-- Supplied material start --

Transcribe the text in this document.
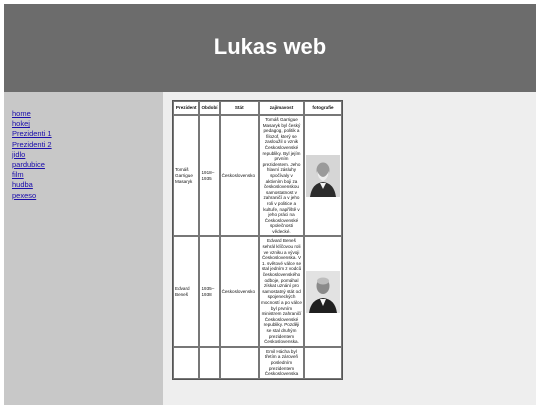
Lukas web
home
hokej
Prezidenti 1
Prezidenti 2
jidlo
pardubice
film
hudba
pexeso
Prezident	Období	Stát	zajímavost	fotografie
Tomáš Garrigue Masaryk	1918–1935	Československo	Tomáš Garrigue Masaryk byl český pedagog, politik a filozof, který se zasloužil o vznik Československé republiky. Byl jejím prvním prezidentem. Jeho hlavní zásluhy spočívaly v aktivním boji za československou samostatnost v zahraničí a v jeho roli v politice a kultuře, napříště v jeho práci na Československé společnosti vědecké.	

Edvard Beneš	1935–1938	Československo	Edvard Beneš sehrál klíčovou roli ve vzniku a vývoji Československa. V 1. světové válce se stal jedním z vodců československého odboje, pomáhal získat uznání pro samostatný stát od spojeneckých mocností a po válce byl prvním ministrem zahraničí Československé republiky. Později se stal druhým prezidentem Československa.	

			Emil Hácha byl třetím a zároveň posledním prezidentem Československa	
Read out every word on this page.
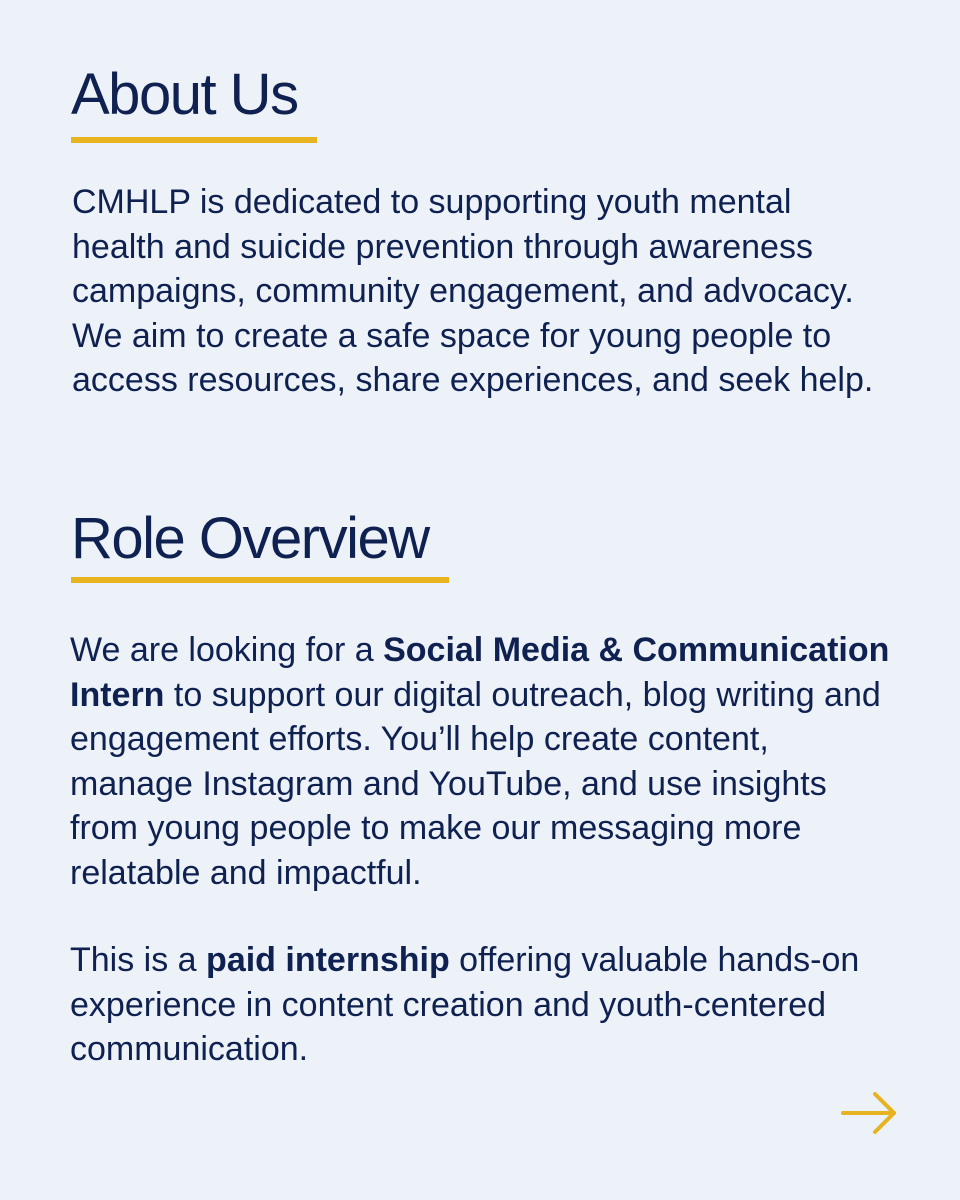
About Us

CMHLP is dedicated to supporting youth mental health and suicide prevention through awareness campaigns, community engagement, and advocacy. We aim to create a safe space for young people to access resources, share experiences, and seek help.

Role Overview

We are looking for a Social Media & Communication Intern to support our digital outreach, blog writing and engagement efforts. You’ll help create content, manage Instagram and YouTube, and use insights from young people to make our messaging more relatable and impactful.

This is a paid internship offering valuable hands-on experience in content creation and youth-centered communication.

-- Supplied material end --

The task: Return each line with "people".

Worked solution:
CMHLP is dedicated to supporting youth mental health and suicide prevention through awareness campaigns, community engagement, and advocacy. We aim to create a safe space for young people to access resources, share experiences, and seek help.
We are looking for a Social Media & Communication Intern to support our digital outreach, blog writing and engagement efforts. You’ll help create content, manage Instagram and YouTube, and use insights from young people to make our messaging more relatable and impactful.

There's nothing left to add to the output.